Description of the task: Answer with one number only: the number of lines that contain "instead".
-----
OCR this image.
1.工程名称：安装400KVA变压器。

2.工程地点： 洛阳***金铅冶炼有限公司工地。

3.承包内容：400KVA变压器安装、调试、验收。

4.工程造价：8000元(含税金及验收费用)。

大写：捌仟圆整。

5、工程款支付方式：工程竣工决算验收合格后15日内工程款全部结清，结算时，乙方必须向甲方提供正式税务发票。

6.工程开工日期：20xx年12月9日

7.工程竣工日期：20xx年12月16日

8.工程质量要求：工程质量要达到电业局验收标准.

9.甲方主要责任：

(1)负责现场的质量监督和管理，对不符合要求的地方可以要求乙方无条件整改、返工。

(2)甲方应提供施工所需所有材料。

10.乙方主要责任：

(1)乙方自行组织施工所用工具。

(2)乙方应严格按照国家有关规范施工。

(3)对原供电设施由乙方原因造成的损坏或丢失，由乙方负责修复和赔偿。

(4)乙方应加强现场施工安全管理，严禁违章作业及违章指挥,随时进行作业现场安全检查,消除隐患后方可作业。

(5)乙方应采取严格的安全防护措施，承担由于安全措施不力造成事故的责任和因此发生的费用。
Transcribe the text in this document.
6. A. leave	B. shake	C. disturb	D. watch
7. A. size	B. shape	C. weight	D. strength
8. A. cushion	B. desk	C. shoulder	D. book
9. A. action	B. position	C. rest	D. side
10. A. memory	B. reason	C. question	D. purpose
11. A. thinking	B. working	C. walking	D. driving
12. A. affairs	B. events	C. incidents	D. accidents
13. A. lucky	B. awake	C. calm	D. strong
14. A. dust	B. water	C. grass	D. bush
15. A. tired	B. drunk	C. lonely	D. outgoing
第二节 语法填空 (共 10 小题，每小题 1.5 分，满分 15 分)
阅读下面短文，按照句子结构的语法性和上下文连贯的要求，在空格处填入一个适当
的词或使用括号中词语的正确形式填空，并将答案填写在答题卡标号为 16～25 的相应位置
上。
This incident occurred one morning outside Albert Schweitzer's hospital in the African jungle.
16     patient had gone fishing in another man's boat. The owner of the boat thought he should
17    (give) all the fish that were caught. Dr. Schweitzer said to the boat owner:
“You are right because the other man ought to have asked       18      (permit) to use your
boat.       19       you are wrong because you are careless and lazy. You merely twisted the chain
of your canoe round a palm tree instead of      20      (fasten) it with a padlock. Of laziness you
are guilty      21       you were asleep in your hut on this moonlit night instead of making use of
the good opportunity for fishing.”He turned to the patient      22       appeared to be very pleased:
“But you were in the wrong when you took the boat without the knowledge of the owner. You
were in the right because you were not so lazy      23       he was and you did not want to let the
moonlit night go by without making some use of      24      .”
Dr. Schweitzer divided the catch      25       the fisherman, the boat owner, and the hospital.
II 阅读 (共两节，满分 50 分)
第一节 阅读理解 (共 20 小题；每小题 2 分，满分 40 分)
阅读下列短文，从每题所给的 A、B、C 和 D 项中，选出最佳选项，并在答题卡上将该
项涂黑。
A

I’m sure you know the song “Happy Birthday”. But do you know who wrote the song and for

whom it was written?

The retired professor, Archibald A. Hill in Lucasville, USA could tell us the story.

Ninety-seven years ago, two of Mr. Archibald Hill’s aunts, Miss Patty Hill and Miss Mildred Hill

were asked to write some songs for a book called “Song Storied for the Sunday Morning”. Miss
-----
Correct result: 2